**Set exercise**
Would you quote every entry exactly, dropping only the pictures?

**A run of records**
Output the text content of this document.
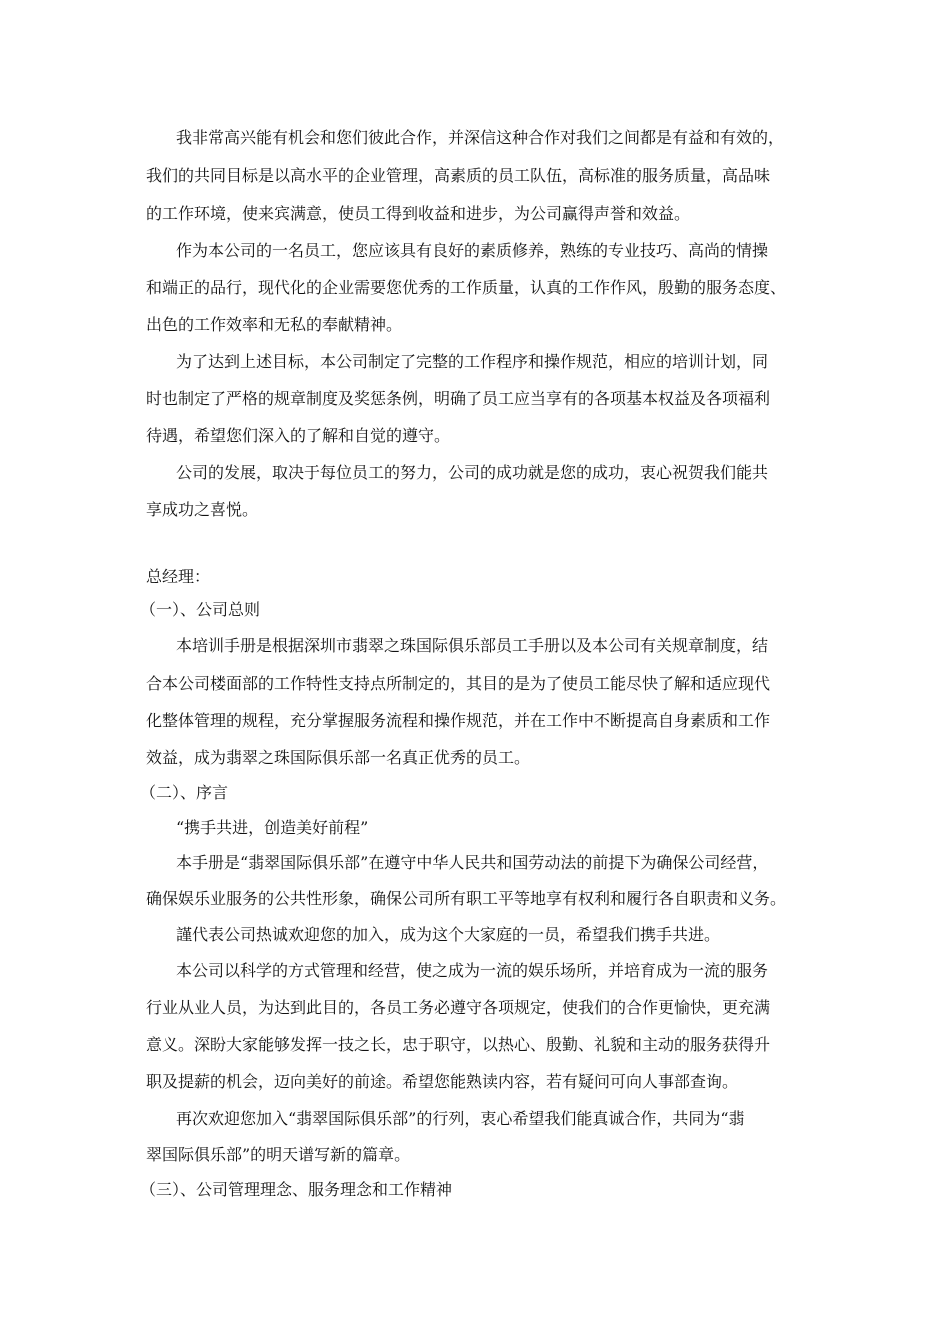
我非常高兴能有机会和您们彼此合作，并深信这种合作对我们之间都是有益和有效的，
我们的共同目标是以高水平的企业管理，高素质的员工队伍，高标准的服务质量，高品味
的工作环境，使来宾满意，使员工得到收益和进步，为公司赢得声誉和效益。
作为本公司的一名员工，您应该具有良好的素质修养，熟练的专业技巧、高尚的情操
和端正的品行，现代化的企业需要您优秀的工作质量，认真的工作作风，殷勤的服务态度、
出色的工作效率和无私的奉献精神。
为了达到上述目标，本公司制定了完整的工作程序和操作规范，相应的培训计划，同
时也制定了严格的规章制度及奖惩条例，明确了员工应当享有的各项基本权益及各项福利
待遇，希望您们深入的了解和自觉的遵守。
公司的发展，取决于每位员工的努力，公司的成功就是您的成功，衷心祝贺我们能共
享成功之喜悦。
总经理：
（一）、公司总则
本培训手册是根据深圳市翡翠之珠国际俱乐部员工手册以及本公司有关规章制度，结
合本公司楼面部的工作特性支持点所制定的，其目的是为了使员工能尽快了解和适应现代
化整体管理的规程，充分掌握服务流程和操作规范，并在工作中不断提高自身素质和工作
效益，成为翡翠之珠国际俱乐部一名真正优秀的员工。
（二）、序言
“携手共进，创造美好前程”
本手册是“翡翠国际俱乐部”在遵守中华人民共和国劳动法的前提下为确保公司经营，
确保娱乐业服务的公共性形象，确保公司所有职工平等地享有权利和履行各自职责和义务。
謹代表公司热诚欢迎您的加入，成为这个大家庭的一员，希望我们携手共进。
本公司以科学的方式管理和经营，使之成为一流的娱乐场所，并培育成为一流的服务
行业从业人员，为达到此目的，各员工务必遵守各项规定，使我们的合作更愉快，更充满
意义。深盼大家能够发挥一技之长，忠于职守，以热心、殷勤、礼貌和主动的服务获得升
职及提薪的机会，迈向美好的前途。希望您能熟读内容，若有疑问可向人事部查询。
再次欢迎您加入“翡翠国际俱乐部”的行列，衷心希望我们能真诚合作，共同为“翡
翠国际俱乐部”的明天谱写新的篇章。
（三）、公司管理理念、服务理念和工作精神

**Task output**
Output the text content of this document.
我非常高兴能有机会和您们彼此合作，并深信这种合作对我们之间都是有益和有效的，
我们的共同目标是以高水平的企业管理，高素质的员工队伍，高标准的服务质量，高品味
的工作环境，使来宾满意，使员工得到收益和进步，为公司赢得声誉和效益。
作为本公司的一名员工，您应该具有良好的素质修养，熟练的专业技巧、高尚的情操
和端正的品行，现代化的企业需要您优秀的工作质量，认真的工作作风，殷勤的服务态度、
出色的工作效率和无私的奉献精神。
为了达到上述目标，本公司制定了完整的工作程序和操作规范，相应的培训计划，同
时也制定了严格的规章制度及奖惩条例，明确了员工应当享有的各项基本权益及各项福利
待遇，希望您们深入的了解和自觉的遵守。
公司的发展，取决于每位员工的努力，公司的成功就是您的成功，衷心祝贺我们能共
享成功之喜悦。
总经理：
（一）、公司总则
本培训手册是根据深圳市翡翠之珠国际俱乐部员工手册以及本公司有关规章制度，结
合本公司楼面部的工作特性支持点所制定的，其目的是为了使员工能尽快了解和适应现代
化整体管理的规程，充分掌握服务流程和操作规范，并在工作中不断提高自身素质和工作
效益，成为翡翠之珠国际俱乐部一名真正优秀的员工。
（二）、序言
“携手共进，创造美好前程”
本手册是“翡翠国际俱乐部”在遵守中华人民共和国劳动法的前提下为确保公司经营，
确保娱乐业服务的公共性形象，确保公司所有职工平等地享有权利和履行各自职责和义务。
謹代表公司热诚欢迎您的加入，成为这个大家庭的一员，希望我们携手共进。
本公司以科学的方式管理和经营，使之成为一流的娱乐场所，并培育成为一流的服务
行业从业人员，为达到此目的，各员工务必遵守各项规定，使我们的合作更愉快，更充满
意义。深盼大家能够发挥一技之长，忠于职守，以热心、殷勤、礼貌和主动的服务获得升
职及提薪的机会，迈向美好的前途。希望您能熟读内容，若有疑问可向人事部查询。
再次欢迎您加入“翡翠国际俱乐部”的行列，衷心希望我们能真诚合作，共同为“翡
翠国际俱乐部”的明天谱写新的篇章。
（三）、公司管理理念、服务理念和工作精神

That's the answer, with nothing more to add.